--- BEGIN Records provided ---

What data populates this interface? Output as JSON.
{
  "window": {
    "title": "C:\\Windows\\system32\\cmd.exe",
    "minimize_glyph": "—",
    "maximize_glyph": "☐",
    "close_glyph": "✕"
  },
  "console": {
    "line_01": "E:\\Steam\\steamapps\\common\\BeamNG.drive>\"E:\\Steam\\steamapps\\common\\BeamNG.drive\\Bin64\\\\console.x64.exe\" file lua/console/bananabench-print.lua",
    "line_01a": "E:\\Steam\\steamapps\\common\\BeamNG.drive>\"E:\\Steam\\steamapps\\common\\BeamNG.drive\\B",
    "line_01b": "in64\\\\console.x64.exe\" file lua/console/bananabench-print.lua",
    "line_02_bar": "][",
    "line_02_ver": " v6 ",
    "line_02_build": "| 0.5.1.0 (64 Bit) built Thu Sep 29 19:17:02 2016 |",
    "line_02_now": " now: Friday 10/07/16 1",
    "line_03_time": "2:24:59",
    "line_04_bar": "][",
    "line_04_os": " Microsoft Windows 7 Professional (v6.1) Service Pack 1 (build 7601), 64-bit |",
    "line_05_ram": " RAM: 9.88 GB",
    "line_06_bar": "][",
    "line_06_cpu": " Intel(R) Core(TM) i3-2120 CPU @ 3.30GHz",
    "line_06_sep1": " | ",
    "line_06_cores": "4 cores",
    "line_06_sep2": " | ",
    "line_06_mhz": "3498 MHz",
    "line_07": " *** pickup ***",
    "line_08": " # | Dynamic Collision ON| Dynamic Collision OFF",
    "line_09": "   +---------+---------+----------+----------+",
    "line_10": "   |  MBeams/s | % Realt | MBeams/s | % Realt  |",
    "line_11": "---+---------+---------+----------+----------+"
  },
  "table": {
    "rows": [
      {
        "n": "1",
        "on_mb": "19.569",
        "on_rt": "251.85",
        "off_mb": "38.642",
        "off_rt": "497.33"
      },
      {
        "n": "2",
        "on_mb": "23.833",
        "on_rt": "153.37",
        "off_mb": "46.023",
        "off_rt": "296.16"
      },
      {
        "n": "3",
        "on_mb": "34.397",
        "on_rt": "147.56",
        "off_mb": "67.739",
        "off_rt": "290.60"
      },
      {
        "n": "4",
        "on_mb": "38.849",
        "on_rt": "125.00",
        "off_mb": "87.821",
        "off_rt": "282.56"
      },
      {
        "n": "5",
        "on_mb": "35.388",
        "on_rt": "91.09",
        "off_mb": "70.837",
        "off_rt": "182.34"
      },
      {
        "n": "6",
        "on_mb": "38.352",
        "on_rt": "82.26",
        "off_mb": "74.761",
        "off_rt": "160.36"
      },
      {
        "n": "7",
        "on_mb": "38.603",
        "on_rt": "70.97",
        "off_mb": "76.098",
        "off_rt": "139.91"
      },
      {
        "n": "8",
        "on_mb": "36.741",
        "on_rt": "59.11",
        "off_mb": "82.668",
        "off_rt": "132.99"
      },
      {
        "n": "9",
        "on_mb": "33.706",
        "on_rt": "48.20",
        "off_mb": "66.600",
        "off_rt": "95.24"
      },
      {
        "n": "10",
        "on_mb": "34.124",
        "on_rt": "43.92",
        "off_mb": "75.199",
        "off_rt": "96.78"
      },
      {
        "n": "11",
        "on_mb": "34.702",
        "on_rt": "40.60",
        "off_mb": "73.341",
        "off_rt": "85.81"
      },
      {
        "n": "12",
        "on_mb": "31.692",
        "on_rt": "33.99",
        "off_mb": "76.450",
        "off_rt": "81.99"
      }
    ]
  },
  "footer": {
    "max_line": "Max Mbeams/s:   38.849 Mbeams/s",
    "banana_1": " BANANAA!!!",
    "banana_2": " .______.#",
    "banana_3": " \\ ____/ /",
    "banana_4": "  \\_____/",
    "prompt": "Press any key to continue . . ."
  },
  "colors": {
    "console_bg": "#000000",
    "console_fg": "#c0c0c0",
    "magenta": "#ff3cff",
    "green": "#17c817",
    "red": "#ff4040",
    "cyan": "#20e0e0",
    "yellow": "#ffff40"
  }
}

--- END Records provided ---

### Problem description
Quote each line above in full, word for word.

### Complete output
What data populates this interface? Output as JSON.
{
  "window": {
    "title": "C:\\Windows\\system32\\cmd.exe",
    "minimize_glyph": "—",
    "maximize_glyph": "☐",
    "close_glyph": "✕"
  },
  "console": {
    "line_01": "E:\\Steam\\steamapps\\common\\BeamNG.drive>\"E:\\Steam\\steamapps\\common\\BeamNG.drive\\Bin64\\\\console.x64.exe\" file lua/console/bananabench-print.lua",
    "line_01a": "E:\\Steam\\steamapps\\common\\BeamNG.drive>\"E:\\Steam\\steamapps\\common\\BeamNG.drive\\B",
    "line_01b": "in64\\\\console.x64.exe\" file lua/console/bananabench-print.lua",
    "line_02_bar": "][",
    "line_02_ver": " v6 ",
    "line_02_build": "| 0.5.1.0 (64 Bit) built Thu Sep 29 19:17:02 2016 |",
    "line_02_now": " now: Friday 10/07/16 1",
    "line_03_time": "2:24:59",
    "line_04_bar": "][",
    "line_04_os": " Microsoft Windows 7 Professional (v6.1) Service Pack 1 (build 7601), 64-bit |",
    "line_05_ram": " RAM: 9.88 GB",
    "line_06_bar": "][",
    "line_06_cpu": " Intel(R) Core(TM) i3-2120 CPU @ 3.30GHz",
    "line_06_sep1": " | ",
    "line_06_cores": "4 cores",
    "line_06_sep2": " | ",
    "line_06_mhz": "3498 MHz",
    "line_07": " *** pickup ***",
    "line_08": " # | Dynamic Collision ON| Dynamic Collision OFF",
    "line_09": "   +---------+---------+----------+----------+",
    "line_10": "   |  MBeams/s | % Realt | MBeams/s | % Realt  |",
    "line_11": "---+---------+---------+----------+----------+"
  },
  "table": {
    "rows": [
      {
        "n": "1",
        "on_mb": "19.569",
        "on_rt": "251.85",
        "off_mb": "38.642",
        "off_rt": "497.33"
      },
      {
        "n": "2",
        "on_mb": "23.833",
        "on_rt": "153.37",
        "off_mb": "46.023",
        "off_rt": "296.16"
      },
      {
        "n": "3",
        "on_mb": "34.397",
        "on_rt": "147.56",
        "off_mb": "67.739",
        "off_rt": "290.60"
      },
      {
        "n": "4",
        "on_mb": "38.849",
        "on_rt": "125.00",
        "off_mb": "87.821",
        "off_rt": "282.56"
      },
      {
        "n": "5",
        "on_mb": "35.388",
        "on_rt": "91.09",
        "off_mb": "70.837",
        "off_rt": "182.34"
      },
      {
        "n": "6",
        "on_mb": "38.352",
        "on_rt": "82.26",
        "off_mb": "74.761",
        "off_rt": "160.36"
      },
      {
        "n": "7",
        "on_mb": "38.603",
        "on_rt": "70.97",
        "off_mb": "76.098",
        "off_rt": "139.91"
      },
      {
        "n": "8",
        "on_mb": "36.741",
        "on_rt": "59.11",
        "off_mb": "82.668",
        "off_rt": "132.99"
      },
      {
        "n": "9",
        "on_mb": "33.706",
        "on_rt": "48.20",
        "off_mb": "66.600",
        "off_rt": "95.24"
      },
      {
        "n": "10",
        "on_mb": "34.124",
        "on_rt": "43.92",
        "off_mb": "75.199",
        "off_rt": "96.78"
      },
      {
        "n": "11",
        "on_mb": "34.702",
        "on_rt": "40.60",
        "off_mb": "73.341",
        "off_rt": "85.81"
      },
      {
        "n": "12",
        "on_mb": "31.692",
        "on_rt": "33.99",
        "off_mb": "76.450",
        "off_rt": "81.99"
      }
    ]
  },
  "footer": {
    "max_line": "Max Mbeams/s:   38.849 Mbeams/s",
    "banana_1": " BANANAA!!!",
    "banana_2": " .______.#",
    "banana_3": " \\ ____/ /",
    "banana_4": "  \\_____/",
    "prompt": "Press any key to continue . . ."
  },
  "colors": {
    "console_bg": "#000000",
    "console_fg": "#c0c0c0",
    "magenta": "#ff3cff",
    "green": "#17c817",
    "red": "#ff4040",
    "cyan": "#20e0e0",
    "yellow": "#ffff40"
  }
}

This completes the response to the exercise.